◆ SUPPLIED MATERIAL:

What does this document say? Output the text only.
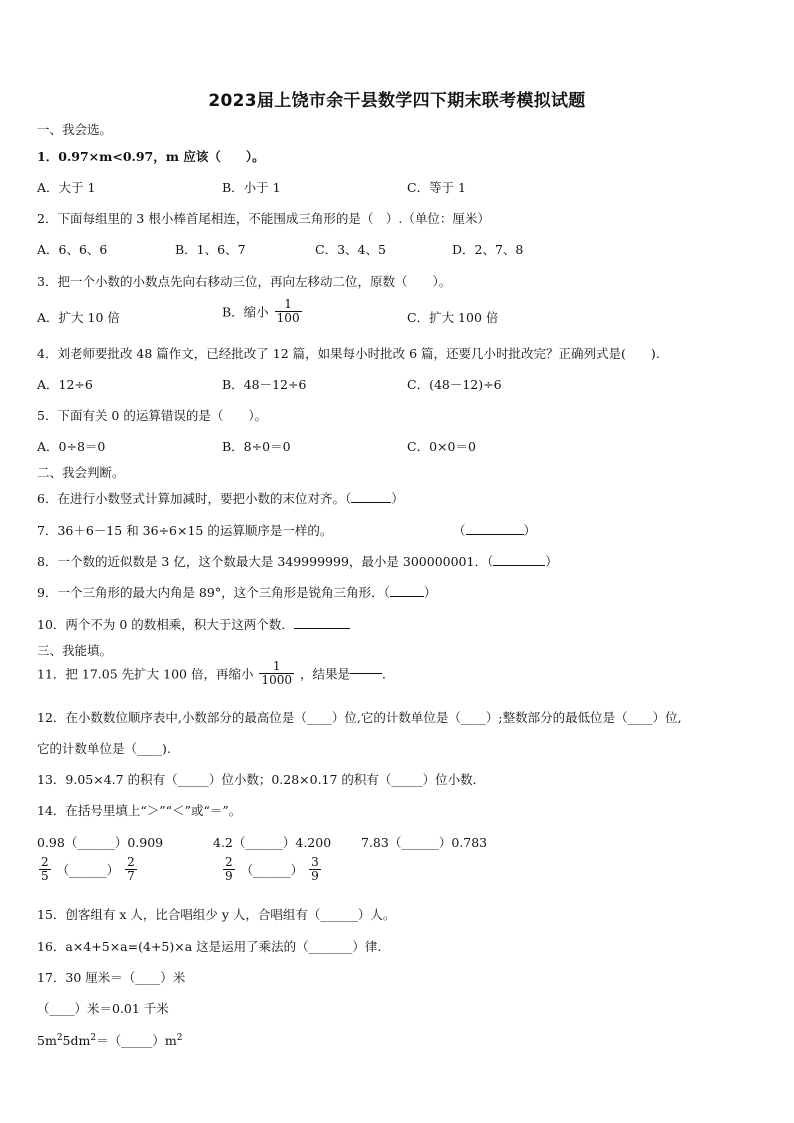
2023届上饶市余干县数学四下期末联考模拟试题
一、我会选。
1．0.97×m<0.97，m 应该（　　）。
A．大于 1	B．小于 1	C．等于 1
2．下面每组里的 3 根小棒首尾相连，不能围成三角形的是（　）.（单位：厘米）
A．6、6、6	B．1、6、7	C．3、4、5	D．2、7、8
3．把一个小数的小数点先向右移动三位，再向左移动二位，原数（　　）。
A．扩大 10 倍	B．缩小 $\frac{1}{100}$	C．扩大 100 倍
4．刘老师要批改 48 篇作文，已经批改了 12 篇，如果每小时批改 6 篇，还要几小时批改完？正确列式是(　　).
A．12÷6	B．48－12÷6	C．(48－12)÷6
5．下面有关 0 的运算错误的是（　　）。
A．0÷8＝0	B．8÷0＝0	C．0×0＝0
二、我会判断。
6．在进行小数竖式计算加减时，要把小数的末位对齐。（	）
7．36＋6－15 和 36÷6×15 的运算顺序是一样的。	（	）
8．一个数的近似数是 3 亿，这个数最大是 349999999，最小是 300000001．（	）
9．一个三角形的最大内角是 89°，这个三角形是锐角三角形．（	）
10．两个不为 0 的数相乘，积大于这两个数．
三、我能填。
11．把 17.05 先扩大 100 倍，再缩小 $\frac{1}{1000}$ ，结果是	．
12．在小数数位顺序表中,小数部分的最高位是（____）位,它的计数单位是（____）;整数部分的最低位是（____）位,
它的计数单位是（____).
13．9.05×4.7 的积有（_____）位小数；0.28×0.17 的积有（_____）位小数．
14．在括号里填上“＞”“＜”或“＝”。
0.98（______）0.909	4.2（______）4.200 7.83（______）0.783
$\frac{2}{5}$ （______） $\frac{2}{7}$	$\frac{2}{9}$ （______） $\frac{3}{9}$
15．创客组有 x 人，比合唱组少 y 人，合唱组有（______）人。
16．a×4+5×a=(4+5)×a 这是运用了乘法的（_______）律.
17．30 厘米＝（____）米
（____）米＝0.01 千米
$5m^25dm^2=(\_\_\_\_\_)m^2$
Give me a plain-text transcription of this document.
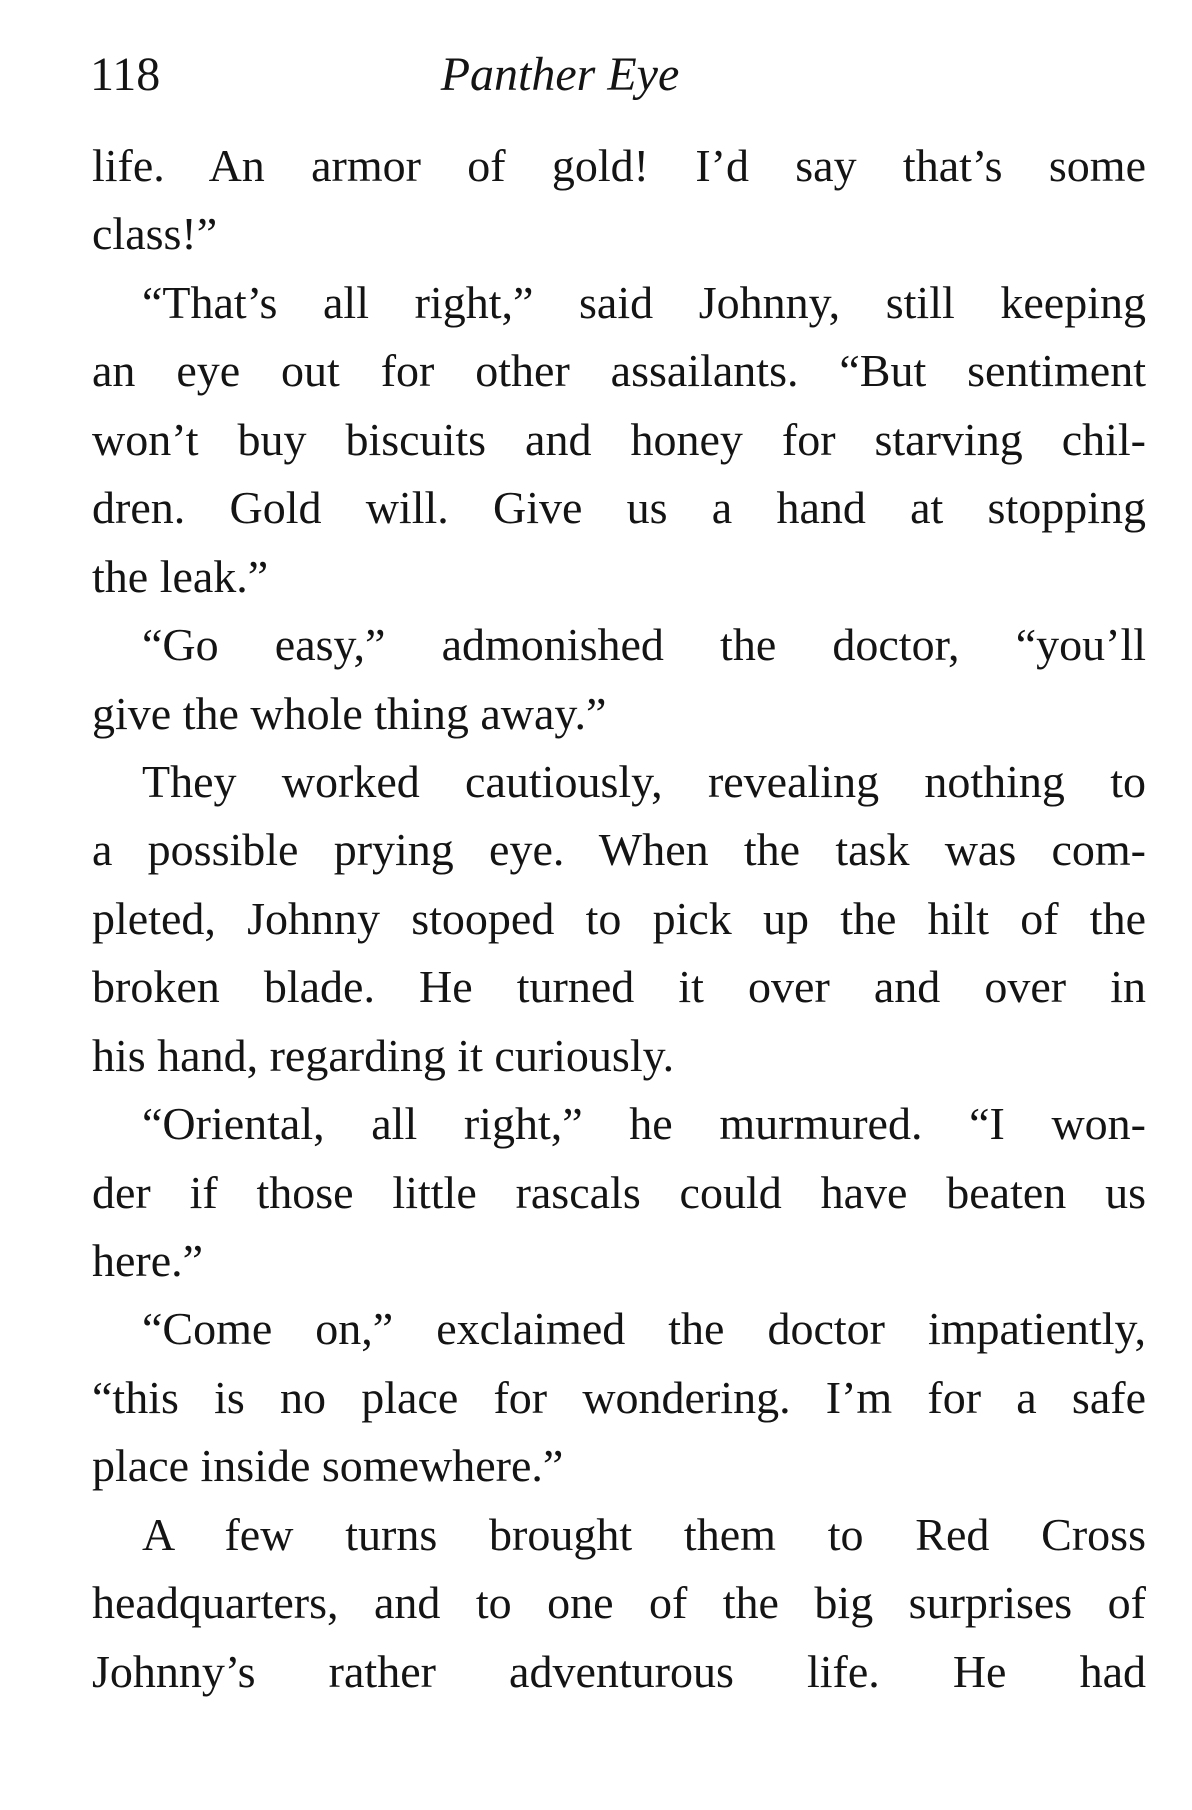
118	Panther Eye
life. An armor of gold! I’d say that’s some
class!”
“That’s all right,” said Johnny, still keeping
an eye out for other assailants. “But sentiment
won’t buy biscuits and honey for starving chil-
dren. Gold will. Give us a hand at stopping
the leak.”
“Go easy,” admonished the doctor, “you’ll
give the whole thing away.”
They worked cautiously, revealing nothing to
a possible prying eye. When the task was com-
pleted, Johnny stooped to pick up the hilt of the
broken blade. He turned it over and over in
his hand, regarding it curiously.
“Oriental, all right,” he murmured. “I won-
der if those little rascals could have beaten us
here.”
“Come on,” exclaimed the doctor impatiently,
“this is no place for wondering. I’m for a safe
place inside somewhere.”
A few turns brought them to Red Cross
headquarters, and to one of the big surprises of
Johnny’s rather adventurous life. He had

◆ TASK DIRECTIONS: Return all lines of the material above in which the word "this" occurs.

◆ COMPLETE RESPONSE:
What does this document say? Output the text only.
Give me a plain-text transcription of this document.
“this is no place for wondering. I’m for a safe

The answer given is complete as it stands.